(Item position entries)
[BEGIN]

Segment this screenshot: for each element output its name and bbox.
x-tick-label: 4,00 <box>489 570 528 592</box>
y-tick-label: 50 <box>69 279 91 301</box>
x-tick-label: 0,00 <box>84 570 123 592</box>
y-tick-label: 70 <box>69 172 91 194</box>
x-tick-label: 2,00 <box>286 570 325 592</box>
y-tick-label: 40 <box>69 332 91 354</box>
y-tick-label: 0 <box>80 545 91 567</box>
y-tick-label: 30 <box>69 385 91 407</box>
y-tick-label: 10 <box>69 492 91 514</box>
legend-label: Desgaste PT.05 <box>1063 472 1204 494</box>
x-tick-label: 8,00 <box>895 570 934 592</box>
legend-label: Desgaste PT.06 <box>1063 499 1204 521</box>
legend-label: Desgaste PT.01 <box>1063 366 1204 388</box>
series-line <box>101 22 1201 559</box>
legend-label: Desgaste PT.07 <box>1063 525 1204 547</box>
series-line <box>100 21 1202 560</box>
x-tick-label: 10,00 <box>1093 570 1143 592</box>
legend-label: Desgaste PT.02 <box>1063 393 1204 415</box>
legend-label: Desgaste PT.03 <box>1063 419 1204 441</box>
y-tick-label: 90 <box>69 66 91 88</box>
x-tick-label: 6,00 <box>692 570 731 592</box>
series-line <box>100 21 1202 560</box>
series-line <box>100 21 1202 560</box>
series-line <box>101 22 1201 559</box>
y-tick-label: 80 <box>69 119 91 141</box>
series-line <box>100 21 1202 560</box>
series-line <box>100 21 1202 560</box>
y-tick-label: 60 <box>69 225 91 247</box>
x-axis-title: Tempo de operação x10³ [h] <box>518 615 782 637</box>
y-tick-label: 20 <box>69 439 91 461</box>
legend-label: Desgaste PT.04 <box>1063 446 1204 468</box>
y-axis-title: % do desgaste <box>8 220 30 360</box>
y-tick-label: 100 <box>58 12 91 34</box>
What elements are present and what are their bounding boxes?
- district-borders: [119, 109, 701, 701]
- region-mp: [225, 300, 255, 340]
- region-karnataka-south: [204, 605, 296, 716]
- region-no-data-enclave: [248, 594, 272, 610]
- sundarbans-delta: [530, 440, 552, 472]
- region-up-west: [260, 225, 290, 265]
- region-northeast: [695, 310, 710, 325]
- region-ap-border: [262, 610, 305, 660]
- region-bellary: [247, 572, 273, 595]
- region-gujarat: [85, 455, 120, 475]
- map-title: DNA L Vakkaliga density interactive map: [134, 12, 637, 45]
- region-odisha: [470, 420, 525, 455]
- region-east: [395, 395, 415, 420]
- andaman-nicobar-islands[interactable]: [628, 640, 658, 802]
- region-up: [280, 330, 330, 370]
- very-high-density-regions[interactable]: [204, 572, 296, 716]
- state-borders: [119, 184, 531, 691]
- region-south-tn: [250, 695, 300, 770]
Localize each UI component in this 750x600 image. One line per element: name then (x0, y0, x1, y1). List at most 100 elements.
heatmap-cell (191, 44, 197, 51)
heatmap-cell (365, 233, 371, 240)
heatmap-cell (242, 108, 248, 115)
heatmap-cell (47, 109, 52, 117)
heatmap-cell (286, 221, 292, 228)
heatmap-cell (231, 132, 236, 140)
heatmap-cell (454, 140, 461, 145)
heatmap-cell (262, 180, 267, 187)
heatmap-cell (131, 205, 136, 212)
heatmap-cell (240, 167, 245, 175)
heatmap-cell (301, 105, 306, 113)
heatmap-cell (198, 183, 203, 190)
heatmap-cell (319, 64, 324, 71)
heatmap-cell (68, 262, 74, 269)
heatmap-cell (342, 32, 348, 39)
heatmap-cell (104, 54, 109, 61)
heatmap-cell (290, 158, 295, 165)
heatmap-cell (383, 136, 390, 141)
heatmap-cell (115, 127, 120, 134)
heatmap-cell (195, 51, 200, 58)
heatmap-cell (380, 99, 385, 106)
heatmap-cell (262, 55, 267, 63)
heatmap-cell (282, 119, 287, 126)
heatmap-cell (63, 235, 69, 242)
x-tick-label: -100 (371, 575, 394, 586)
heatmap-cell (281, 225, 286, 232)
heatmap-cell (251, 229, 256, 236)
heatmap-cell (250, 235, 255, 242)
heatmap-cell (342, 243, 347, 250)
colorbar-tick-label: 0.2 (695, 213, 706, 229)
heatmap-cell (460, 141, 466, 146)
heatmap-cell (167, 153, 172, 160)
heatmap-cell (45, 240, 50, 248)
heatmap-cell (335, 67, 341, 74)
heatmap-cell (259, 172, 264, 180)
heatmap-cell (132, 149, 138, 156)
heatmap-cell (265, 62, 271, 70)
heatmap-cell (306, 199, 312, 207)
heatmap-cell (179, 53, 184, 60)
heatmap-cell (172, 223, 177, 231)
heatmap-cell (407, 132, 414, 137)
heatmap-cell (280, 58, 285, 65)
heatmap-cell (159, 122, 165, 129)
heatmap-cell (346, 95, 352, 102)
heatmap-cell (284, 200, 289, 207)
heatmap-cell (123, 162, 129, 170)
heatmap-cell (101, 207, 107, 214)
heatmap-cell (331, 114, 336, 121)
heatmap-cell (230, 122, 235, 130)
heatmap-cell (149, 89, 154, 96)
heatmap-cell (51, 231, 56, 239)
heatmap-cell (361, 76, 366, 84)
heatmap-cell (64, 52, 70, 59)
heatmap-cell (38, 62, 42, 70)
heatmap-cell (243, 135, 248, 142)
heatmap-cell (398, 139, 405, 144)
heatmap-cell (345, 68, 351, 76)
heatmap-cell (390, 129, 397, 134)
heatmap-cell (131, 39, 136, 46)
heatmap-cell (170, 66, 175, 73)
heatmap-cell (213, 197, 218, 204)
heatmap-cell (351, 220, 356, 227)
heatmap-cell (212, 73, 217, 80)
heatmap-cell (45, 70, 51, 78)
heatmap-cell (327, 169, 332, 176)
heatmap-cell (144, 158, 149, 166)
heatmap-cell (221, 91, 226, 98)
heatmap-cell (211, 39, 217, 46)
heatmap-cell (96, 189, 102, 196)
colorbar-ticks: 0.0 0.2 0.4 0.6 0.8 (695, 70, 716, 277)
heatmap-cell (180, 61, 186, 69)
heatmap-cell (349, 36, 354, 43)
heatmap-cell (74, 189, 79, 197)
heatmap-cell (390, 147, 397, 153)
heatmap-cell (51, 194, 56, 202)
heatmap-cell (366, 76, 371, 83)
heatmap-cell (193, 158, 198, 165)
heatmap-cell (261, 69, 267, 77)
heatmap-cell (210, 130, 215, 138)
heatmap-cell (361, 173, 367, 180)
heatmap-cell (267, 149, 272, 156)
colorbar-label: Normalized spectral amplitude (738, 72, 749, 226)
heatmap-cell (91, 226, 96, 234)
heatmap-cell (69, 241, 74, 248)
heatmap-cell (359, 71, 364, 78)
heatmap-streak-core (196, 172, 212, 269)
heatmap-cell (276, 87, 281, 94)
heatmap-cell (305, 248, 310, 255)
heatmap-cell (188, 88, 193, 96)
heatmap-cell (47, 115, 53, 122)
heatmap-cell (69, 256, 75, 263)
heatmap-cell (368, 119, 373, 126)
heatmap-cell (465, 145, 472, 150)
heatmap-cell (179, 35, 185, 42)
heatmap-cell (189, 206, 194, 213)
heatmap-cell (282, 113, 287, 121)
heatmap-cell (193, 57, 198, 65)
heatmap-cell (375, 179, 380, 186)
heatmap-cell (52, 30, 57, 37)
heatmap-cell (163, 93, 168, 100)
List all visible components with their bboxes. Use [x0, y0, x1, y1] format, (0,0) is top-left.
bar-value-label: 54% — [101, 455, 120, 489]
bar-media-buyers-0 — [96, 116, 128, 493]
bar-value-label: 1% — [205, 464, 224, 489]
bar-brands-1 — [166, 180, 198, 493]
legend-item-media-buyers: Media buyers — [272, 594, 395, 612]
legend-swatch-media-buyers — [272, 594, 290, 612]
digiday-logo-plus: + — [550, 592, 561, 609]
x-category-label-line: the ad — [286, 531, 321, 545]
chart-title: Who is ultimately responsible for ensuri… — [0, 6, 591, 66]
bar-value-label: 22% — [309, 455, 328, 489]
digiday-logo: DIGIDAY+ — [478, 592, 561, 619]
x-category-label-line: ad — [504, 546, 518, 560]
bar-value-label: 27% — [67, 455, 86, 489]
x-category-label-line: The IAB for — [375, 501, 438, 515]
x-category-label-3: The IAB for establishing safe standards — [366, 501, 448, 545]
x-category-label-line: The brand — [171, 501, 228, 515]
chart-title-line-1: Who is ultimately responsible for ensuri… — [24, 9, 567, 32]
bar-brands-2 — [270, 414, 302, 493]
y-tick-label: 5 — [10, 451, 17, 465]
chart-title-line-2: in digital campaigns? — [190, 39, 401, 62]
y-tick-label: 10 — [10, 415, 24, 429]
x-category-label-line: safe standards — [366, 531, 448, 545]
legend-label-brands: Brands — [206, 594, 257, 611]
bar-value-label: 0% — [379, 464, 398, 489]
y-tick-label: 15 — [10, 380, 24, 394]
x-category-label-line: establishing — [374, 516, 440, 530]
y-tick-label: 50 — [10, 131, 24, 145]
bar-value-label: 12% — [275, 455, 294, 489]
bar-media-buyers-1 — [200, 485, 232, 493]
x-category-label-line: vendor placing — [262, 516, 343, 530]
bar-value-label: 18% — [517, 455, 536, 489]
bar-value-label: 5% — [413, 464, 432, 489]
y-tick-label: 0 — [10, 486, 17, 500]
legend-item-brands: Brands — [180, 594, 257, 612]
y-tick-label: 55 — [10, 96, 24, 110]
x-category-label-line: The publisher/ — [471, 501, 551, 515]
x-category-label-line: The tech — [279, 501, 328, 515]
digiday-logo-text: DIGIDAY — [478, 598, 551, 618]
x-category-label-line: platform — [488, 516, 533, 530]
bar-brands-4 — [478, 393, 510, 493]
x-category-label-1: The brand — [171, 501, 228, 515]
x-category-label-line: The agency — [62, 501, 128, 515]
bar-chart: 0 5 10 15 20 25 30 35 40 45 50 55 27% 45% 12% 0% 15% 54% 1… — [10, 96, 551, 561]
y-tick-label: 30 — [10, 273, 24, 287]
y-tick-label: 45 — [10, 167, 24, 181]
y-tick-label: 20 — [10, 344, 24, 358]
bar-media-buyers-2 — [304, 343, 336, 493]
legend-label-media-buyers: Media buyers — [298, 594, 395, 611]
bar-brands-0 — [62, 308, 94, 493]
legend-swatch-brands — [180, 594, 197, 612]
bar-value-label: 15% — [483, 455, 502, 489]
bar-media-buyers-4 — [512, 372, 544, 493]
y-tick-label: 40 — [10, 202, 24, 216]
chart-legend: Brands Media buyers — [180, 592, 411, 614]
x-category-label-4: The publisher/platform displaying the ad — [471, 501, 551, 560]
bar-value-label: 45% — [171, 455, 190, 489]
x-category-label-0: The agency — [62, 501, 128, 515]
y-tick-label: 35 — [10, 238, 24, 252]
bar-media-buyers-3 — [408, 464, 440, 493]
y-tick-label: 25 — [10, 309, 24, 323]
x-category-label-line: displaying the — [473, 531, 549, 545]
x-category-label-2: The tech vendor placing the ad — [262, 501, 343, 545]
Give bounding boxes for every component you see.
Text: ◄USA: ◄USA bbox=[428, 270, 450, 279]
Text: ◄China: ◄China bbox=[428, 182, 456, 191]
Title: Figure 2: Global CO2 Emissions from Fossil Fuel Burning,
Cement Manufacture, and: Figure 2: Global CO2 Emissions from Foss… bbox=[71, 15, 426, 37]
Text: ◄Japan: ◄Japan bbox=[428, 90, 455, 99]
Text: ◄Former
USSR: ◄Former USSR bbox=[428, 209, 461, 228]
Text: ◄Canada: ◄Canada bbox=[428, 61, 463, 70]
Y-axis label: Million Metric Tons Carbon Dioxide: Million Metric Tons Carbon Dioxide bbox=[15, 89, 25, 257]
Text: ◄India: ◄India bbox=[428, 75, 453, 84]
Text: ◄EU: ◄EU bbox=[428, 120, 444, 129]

[END]

» To be done
Return everything from the first line of the records down to the line containing "x-tick-label: 2,00 <box>286 570 325 592</box>", with both ends included and each line copied unchanged.

» Answer to this exercise
Segment this screenshot: for each element output its name and bbox.
x-tick-label: 4,00 <box>489 570 528 592</box>
y-tick-label: 50 <box>69 279 91 301</box>
x-tick-label: 0,00 <box>84 570 123 592</box>
y-tick-label: 70 <box>69 172 91 194</box>
x-tick-label: 2,00 <box>286 570 325 592</box>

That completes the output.